Written exercise -> Reproduce the listing exactly, with no pictures in your copy.

Dataset items ->

——

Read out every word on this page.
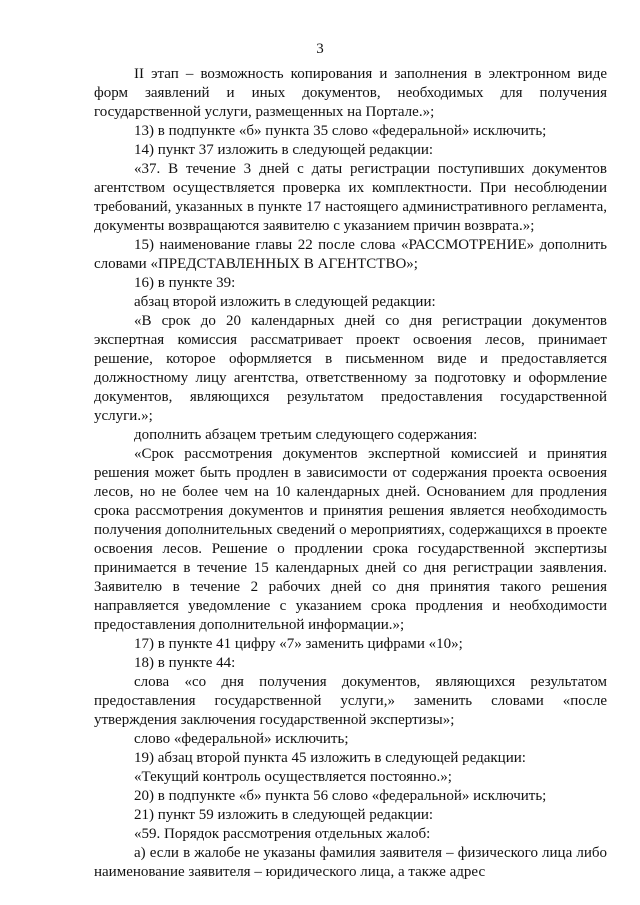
3

II этап – возможность копирования и заполнения в электронном виде форм заявлений и иных документов, необходимых для получения государственной услуги, размещенных на Портале.»;

13) в подпункте «б» пункта 35 слово «федеральной» исключить;

14) пункт 37 изложить в следующей редакции:

«37. В течение 3 дней с даты регистрации поступивших документов агентством осуществляется проверка их комплектности. При несоблюдении требований, указанных в пункте 17 настоящего административного регламента, документы возвращаются заявителю с указанием причин возврата.»;

15) наименование главы 22 после слова «РАССМОТРЕНИЕ» дополнить словами «ПРЕДСТАВЛЕННЫХ В АГЕНТСТВО»;

16) в пункте 39:

абзац второй изложить в следующей редакции:

«В срок до 20 календарных дней со дня регистрации документов экспертная комиссия рассматривает проект освоения лесов, принимает решение, которое оформляется в письменном виде и предоставляется должностному лицу агентства, ответственному за подготовку и оформление документов, являющихся результатом предоставления государственной услуги.»;

дополнить абзацем третьим следующего содержания:

«Срок рассмотрения документов экспертной комиссией и принятия решения может быть продлен в зависимости от содержания проекта освоения лесов, но не более чем на 10 календарных дней. Основанием для продления срока рассмотрения документов и принятия решения является необходимость получения дополнительных сведений о мероприятиях, содержащихся в проекте освоения лесов. Решение о продлении срока государственной экспертизы принимается в течение 15 календарных дней со дня регистрации заявления. Заявителю в течение 2 рабочих дней со дня принятия такого решения направляется уведомление с указанием срока продления и необходимости предоставления дополнительной информации.»;

17) в пункте 41 цифру «7» заменить цифрами «10»;

18) в пункте 44:

слова «со дня получения документов, являющихся результатом предоставления государственной услуги,» заменить словами «после утверждения заключения государственной экспертизы»;

слово «федеральной» исключить;

19) абзац второй пункта 45 изложить в следующей редакции:

«Текущий контроль осуществляется постоянно.»;

20) в подпункте «б» пункта 56 слово «федеральной» исключить;

21) пункт 59 изложить в следующей редакции:

«59. Порядок рассмотрения отдельных жалоб:

а) если в жалобе не указаны фамилия заявителя – физического лица либо наименование заявителя – юридического лица, а также адрес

——

Task answer ->
Read out every word on this page.
3

II этап – возможность копирования и заполнения в электронном виде форм заявлений и иных документов, необходимых для получения государственной услуги, размещенных на Портале.»;

13) в подпункте «б» пункта 35 слово «федеральной» исключить;

14) пункт 37 изложить в следующей редакции:

«37. В течение 3 дней с даты регистрации поступивших документов агентством осуществляется проверка их комплектности. При несоблюдении требований, указанных в пункте 17 настоящего административного регламента, документы возвращаются заявителю с указанием причин возврата.»;

15) наименование главы 22 после слова «РАССМОТРЕНИЕ» дополнить словами «ПРЕДСТАВЛЕННЫХ В АГЕНТСТВО»;

16) в пункте 39:

абзац второй изложить в следующей редакции:

«В срок до 20 календарных дней со дня регистрации документов экспертная комиссия рассматривает проект освоения лесов, принимает решение, которое оформляется в письменном виде и предоставляется должностному лицу агентства, ответственному за подготовку и оформление документов, являющихся результатом предоставления государственной услуги.»;

дополнить абзацем третьим следующего содержания:

«Срок рассмотрения документов экспертной комиссией и принятия решения может быть продлен в зависимости от содержания проекта освоения лесов, но не более чем на 10 календарных дней. Основанием для продления срока рассмотрения документов и принятия решения является необходимость получения дополнительных сведений о мероприятиях, содержащихся в проекте освоения лесов. Решение о продлении срока государственной экспертизы принимается в течение 15 календарных дней со дня регистрации заявления. Заявителю в течение 2 рабочих дней со дня принятия такого решения направляется уведомление с указанием срока продления и необходимости предоставления дополнительной информации.»;

17) в пункте 41 цифру «7» заменить цифрами «10»;

18) в пункте 44:

слова «со дня получения документов, являющихся результатом предоставления государственной услуги,» заменить словами «после утверждения заключения государственной экспертизы»;

слово «федеральной» исключить;

19) абзац второй пункта 45 изложить в следующей редакции:

«Текущий контроль осуществляется постоянно.»;

20) в подпункте «б» пункта 56 слово «федеральной» исключить;

21) пункт 59 изложить в следующей редакции:

«59. Порядок рассмотрения отдельных жалоб:

а) если в жалобе не указаны фамилия заявителя – физического лица либо наименование заявителя – юридического лица, а также адрес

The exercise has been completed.